_EXCERPT TO READ_:
§ §

- Born: Plattsburgh, New York, United States
- Education: Mfantsiman Girls' Secondary School Vassar College
- Occupation: Writer
- Writing career
- Genres: Fiction, poetry
- Website: www.nanabrewhammond.com

= Nana Ekua Brew-Hammond =

American poet

Nana Ekua Brew-Hammond (born October 5) is an American-Ghanaian writer of novels, short stories and a poet. She has written for AOL, Parenting Magazine, the Village Voice, Metro and Trace Magazine. Her short story "Bush Girl" was published in the May 2008 issues of African Writing and her poem "The Whinings of a Seven Sister Cum Laude Graduate Working Board as an Assistant" was published in 2006's Growing up Girl Anthology.

§ §

_MATERIAL PROVIDED_:
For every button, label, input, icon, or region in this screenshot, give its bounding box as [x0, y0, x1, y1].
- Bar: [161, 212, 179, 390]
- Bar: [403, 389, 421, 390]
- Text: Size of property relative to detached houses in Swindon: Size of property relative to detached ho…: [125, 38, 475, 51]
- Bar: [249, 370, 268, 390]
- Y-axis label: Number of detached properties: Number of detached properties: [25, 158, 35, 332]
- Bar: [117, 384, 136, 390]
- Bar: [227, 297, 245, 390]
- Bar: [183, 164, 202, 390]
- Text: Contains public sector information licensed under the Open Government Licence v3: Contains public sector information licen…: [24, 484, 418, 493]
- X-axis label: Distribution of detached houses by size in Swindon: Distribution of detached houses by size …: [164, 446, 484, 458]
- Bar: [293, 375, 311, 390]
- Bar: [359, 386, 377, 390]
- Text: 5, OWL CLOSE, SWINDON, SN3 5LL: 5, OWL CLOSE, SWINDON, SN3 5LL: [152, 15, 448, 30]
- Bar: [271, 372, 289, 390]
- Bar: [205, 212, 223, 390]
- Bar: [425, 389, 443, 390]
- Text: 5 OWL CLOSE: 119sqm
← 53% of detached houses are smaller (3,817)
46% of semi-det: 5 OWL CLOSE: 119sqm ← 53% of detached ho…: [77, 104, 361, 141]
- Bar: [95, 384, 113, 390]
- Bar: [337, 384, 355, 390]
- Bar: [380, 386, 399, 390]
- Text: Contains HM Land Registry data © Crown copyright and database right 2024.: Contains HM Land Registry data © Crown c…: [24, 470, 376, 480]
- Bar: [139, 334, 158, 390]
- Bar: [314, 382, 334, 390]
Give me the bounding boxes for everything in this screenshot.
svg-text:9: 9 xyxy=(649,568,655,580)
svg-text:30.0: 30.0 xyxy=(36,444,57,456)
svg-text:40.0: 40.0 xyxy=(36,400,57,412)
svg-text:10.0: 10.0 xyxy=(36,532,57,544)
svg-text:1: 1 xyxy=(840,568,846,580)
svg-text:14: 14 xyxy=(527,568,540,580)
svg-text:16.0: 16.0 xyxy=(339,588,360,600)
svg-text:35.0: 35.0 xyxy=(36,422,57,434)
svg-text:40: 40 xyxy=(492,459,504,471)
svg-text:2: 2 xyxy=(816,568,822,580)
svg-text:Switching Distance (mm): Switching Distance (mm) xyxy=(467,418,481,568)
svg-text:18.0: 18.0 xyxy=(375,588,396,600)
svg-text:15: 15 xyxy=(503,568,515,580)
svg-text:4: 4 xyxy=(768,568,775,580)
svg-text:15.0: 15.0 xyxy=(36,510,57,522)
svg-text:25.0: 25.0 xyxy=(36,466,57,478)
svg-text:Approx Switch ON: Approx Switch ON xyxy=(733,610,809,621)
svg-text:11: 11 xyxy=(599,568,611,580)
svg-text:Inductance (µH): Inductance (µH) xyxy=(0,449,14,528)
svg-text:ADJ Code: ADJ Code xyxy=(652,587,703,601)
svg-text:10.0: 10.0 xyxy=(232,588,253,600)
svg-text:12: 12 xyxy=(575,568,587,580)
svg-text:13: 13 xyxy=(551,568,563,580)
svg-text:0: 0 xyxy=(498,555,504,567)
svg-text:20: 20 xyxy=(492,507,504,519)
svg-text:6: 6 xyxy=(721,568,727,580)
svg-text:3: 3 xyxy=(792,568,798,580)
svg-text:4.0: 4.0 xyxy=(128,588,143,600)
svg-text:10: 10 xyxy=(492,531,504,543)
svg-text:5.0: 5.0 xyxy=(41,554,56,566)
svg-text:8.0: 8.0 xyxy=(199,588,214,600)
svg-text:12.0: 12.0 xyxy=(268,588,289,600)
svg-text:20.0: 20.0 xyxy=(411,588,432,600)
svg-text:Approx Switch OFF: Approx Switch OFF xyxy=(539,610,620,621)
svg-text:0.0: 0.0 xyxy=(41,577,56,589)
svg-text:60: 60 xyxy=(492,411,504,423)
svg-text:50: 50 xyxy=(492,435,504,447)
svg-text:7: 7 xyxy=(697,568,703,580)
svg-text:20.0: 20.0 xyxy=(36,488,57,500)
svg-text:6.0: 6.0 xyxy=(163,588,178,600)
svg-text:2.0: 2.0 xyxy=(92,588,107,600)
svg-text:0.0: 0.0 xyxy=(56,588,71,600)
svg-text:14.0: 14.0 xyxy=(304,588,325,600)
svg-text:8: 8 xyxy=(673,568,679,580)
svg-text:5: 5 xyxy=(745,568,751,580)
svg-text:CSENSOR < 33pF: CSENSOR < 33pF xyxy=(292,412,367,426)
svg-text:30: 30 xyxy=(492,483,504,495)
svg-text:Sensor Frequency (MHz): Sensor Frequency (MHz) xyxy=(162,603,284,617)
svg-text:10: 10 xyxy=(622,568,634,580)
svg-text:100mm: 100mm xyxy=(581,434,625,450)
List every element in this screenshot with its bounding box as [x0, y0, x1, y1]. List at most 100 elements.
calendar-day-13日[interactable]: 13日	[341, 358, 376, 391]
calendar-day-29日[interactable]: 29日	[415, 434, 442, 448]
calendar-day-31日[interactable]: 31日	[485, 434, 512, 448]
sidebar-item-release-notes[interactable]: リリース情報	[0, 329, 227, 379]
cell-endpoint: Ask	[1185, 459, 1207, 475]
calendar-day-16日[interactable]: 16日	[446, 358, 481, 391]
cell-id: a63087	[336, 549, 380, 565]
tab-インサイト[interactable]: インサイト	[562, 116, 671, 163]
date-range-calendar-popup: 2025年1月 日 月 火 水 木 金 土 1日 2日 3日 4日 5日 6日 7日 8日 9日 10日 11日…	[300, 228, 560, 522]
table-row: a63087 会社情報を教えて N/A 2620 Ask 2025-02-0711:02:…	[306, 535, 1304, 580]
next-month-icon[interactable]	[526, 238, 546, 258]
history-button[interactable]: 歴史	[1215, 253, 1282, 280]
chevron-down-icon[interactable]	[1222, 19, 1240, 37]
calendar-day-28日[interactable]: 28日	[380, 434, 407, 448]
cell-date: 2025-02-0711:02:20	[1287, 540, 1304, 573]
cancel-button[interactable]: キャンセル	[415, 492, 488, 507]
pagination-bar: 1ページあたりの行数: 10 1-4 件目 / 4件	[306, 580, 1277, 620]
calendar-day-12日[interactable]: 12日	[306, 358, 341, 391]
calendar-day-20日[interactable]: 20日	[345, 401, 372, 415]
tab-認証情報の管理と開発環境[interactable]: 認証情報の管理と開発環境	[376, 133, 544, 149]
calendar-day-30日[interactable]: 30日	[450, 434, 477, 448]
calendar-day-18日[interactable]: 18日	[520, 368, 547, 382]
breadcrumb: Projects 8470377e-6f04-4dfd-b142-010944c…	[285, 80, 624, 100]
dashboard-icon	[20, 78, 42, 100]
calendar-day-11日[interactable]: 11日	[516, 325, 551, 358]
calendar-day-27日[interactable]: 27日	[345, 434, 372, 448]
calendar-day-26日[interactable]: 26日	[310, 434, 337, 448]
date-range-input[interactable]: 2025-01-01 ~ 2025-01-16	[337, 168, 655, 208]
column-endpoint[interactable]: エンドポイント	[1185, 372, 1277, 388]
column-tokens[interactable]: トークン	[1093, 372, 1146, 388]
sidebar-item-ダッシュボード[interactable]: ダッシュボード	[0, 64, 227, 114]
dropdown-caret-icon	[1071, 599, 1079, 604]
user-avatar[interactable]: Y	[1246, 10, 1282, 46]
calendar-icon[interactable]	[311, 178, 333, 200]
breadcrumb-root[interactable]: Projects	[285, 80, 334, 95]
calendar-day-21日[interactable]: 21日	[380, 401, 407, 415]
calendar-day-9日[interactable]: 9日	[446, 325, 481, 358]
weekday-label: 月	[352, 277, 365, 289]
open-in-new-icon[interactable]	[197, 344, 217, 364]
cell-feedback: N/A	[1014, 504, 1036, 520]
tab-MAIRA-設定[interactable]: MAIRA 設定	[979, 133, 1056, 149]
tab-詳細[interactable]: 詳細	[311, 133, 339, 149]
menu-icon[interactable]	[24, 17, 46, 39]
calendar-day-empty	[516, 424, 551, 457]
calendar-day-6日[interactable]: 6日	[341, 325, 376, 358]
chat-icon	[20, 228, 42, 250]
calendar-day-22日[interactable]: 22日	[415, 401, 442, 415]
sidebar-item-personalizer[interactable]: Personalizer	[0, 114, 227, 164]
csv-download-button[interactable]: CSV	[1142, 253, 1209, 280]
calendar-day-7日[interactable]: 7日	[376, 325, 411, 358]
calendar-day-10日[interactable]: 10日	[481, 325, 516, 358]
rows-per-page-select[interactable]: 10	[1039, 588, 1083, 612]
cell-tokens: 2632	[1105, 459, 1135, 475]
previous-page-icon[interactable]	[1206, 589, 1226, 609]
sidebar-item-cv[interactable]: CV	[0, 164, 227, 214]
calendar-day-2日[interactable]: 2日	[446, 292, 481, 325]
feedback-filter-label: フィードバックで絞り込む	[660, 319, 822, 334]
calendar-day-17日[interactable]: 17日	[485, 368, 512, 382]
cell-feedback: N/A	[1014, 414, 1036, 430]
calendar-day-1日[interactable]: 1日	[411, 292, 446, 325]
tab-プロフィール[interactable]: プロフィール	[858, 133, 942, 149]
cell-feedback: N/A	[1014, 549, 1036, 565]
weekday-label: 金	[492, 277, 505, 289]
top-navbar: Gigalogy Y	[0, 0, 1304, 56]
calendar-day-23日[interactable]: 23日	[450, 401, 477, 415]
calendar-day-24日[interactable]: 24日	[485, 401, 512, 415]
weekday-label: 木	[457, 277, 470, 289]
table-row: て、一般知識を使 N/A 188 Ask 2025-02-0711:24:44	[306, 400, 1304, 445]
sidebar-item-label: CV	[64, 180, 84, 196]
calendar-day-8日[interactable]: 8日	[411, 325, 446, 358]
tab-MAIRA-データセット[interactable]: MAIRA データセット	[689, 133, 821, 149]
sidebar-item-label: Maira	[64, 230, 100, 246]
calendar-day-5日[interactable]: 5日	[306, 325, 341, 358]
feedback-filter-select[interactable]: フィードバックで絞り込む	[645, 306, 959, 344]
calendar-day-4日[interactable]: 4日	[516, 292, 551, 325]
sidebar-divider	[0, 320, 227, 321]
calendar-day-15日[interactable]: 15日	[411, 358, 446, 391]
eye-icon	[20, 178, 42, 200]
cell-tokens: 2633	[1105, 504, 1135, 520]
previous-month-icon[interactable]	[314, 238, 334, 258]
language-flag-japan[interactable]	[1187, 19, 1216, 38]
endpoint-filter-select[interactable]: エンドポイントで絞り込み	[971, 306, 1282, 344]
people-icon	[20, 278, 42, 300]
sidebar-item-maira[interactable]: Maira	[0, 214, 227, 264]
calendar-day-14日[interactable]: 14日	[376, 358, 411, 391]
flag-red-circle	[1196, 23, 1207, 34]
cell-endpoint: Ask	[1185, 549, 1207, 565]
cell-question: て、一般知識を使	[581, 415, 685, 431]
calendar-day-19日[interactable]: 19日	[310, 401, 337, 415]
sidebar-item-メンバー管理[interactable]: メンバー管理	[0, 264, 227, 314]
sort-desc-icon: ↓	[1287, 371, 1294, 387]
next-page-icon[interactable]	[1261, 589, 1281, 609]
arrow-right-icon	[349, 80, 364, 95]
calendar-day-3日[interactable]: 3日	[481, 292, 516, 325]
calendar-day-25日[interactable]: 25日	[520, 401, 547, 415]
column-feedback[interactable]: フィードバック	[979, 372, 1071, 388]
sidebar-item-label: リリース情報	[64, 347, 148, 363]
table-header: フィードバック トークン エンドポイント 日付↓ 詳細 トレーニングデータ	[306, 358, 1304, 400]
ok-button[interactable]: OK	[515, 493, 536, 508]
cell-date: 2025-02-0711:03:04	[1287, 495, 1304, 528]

§ §

_EXERCISE INSTRUCTIONS_:
Answer these questions using the profile of Nana Ekua Brew-Hammond.
1. Where was she born?
2. Which college is listed under her education?
3. In what month and year was her short story "Bush Girl" published in African Writing?
These entries were drawn from a different source than the text above them.

_WRITTEN RESPONSE_:
1. Plattsburgh, New York, United States
2. Vassar College
3. May 2008